### [EXERCISE BRIEF]
Among the following entries, count the lines that contain "structured" and report only the result.
**** EXERCISE INPUT ****
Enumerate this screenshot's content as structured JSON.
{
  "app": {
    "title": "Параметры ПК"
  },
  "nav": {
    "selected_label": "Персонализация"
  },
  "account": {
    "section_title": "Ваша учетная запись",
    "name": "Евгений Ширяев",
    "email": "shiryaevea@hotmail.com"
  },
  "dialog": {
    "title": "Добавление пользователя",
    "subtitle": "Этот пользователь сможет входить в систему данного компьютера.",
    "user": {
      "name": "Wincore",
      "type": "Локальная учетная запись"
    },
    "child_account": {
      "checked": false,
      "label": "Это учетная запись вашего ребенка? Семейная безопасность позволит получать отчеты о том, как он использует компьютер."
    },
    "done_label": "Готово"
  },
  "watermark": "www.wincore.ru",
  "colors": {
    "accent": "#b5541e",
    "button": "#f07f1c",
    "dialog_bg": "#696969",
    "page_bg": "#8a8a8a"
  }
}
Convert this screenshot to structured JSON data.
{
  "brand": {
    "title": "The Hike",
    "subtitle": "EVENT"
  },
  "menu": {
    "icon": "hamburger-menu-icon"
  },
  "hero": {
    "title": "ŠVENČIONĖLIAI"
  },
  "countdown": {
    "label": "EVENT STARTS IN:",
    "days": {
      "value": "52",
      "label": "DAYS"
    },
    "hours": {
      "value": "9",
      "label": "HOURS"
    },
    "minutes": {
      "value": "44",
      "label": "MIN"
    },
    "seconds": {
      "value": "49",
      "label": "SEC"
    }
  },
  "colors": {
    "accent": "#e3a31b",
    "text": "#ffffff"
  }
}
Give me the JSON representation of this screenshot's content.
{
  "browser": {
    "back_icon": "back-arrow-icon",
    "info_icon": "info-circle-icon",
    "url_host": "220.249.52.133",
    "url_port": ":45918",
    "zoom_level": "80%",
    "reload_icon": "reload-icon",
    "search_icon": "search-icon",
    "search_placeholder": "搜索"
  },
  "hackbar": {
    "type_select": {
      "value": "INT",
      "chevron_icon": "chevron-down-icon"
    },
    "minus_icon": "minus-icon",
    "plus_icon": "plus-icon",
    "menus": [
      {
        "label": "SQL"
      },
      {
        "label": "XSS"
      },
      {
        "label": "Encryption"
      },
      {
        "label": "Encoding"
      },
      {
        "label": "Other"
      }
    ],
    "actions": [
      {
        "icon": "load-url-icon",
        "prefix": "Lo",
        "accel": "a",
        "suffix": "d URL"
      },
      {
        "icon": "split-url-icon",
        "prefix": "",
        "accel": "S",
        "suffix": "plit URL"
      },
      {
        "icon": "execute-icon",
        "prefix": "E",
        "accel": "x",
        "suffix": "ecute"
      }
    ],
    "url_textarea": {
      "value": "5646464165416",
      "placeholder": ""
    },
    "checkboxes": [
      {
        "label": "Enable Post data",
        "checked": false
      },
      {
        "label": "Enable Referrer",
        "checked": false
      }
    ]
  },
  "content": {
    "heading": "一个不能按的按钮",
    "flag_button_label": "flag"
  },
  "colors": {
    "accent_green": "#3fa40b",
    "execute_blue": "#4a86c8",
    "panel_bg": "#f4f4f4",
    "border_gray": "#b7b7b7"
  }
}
****
### [SOLUTION TO THIS EXERCISE]
2